• [AIM OF THE TASK]: Extract all records. Keep each one exact.

Some records:
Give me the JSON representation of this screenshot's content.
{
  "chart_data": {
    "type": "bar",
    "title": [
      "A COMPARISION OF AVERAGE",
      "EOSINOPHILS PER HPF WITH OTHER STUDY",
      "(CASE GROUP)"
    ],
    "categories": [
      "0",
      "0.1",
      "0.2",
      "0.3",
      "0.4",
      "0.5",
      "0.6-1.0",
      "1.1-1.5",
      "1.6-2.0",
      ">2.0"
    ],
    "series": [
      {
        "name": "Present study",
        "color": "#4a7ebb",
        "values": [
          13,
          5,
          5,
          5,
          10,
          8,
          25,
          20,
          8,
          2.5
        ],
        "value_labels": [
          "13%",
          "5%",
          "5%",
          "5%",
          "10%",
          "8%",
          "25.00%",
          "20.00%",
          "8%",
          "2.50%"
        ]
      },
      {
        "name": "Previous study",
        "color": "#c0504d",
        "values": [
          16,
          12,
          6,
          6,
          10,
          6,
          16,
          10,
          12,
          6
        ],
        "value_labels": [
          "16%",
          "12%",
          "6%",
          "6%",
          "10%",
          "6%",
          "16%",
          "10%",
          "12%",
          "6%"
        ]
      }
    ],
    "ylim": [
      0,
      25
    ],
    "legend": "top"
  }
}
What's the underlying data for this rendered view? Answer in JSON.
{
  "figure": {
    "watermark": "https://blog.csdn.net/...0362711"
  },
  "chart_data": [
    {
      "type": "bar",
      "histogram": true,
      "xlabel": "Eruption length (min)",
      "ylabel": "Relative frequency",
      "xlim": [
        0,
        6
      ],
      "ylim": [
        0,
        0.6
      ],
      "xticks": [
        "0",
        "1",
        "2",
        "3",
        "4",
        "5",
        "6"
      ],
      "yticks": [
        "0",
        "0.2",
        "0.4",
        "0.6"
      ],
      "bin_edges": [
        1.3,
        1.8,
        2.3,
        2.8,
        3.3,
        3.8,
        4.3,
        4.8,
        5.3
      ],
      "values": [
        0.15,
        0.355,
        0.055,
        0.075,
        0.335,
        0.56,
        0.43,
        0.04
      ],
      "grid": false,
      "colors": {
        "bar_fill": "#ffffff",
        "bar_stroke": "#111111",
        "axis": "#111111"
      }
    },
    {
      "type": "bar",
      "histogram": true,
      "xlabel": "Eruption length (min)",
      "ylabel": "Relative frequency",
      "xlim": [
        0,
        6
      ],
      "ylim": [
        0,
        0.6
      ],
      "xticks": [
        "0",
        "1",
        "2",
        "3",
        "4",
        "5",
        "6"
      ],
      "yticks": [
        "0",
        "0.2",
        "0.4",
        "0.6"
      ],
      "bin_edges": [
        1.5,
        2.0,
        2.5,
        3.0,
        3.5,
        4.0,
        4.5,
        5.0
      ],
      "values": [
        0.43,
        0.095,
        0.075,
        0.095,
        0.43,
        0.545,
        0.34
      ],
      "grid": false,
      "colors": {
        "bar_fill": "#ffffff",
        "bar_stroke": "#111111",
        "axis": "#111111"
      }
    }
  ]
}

• [CORRECT ANSWER]:
Give me the JSON representation of this screenshot's content.
{
  "chart_data": {
    "type": "bar",
    "title": [
      "A COMPARISION OF AVERAGE",
      "EOSINOPHILS PER HPF WITH OTHER STUDY",
      "(CASE GROUP)"
    ],
    "categories": [
      "0",
      "0.1",
      "0.2",
      "0.3",
      "0.4",
      "0.5",
      "0.6-1.0",
      "1.1-1.5",
      "1.6-2.0",
      ">2.0"
    ],
    "series": [
      {
        "name": "Present study",
        "color": "#4a7ebb",
        "values": [
          13,
          5,
          5,
          5,
          10,
          8,
          25,
          20,
          8,
          2.5
        ],
        "value_labels": [
          "13%",
          "5%",
          "5%",
          "5%",
          "10%",
          "8%",
          "25.00%",
          "20.00%",
          "8%",
          "2.50%"
        ]
      },
      {
        "name": "Previous study",
        "color": "#c0504d",
        "values": [
          16,
          12,
          6,
          6,
          10,
          6,
          16,
          10,
          12,
          6
        ],
        "value_labels": [
          "16%",
          "12%",
          "6%",
          "6%",
          "10%",
          "6%",
          "16%",
          "10%",
          "12%",
          "6%"
        ]
      }
    ],
    "ylim": [
      0,
      25
    ],
    "legend": "top"
  }
}
What's the underlying data for this rendered view? Answer in JSON.
{
  "figure": {
    "watermark": "https://blog.csdn.net/...0362711"
  },
  "chart_data": [
    {
      "type": "bar",
      "histogram": true,
      "xlabel": "Eruption length (min)",
      "ylabel": "Relative frequency",
      "xlim": [
        0,
        6
      ],
      "ylim": [
        0,
        0.6
      ],
      "xticks": [
        "0",
        "1",
        "2",
        "3",
        "4",
        "5",
        "6"
      ],
      "yticks": [
        "0",
        "0.2",
        "0.4",
        "0.6"
      ],
      "bin_edges": [
        1.3,
        1.8,
        2.3,
        2.8,
        3.3,
        3.8,
        4.3,
        4.8,
        5.3
      ],
      "values": [
        0.15,
        0.355,
        0.055,
        0.075,
        0.335,
        0.56,
        0.43,
        0.04
      ],
      "grid": false,
      "colors": {
        "bar_fill": "#ffffff",
        "bar_stroke": "#111111",
        "axis": "#111111"
      }
    },
    {
      "type": "bar",
      "histogram": true,
      "xlabel": "Eruption length (min)",
      "ylabel": "Relative frequency",
      "xlim": [
        0,
        6
      ],
      "ylim": [
        0,
        0.6
      ],
      "xticks": [
        "0",
        "1",
        "2",
        "3",
        "4",
        "5",
        "6"
      ],
      "yticks": [
        "0",
        "0.2",
        "0.4",
        "0.6"
      ],
      "bin_edges": [
        1.5,
        2.0,
        2.5,
        3.0,
        3.5,
        4.0,
        4.5,
        5.0
      ],
      "values": [
        0.43,
        0.095,
        0.075,
        0.095,
        0.43,
        0.545,
        0.34
      ],
      "grid": false,
      "colors": {
        "bar_fill": "#ffffff",
        "bar_stroke": "#111111",
        "axis": "#111111"
      }
    }
  ]
}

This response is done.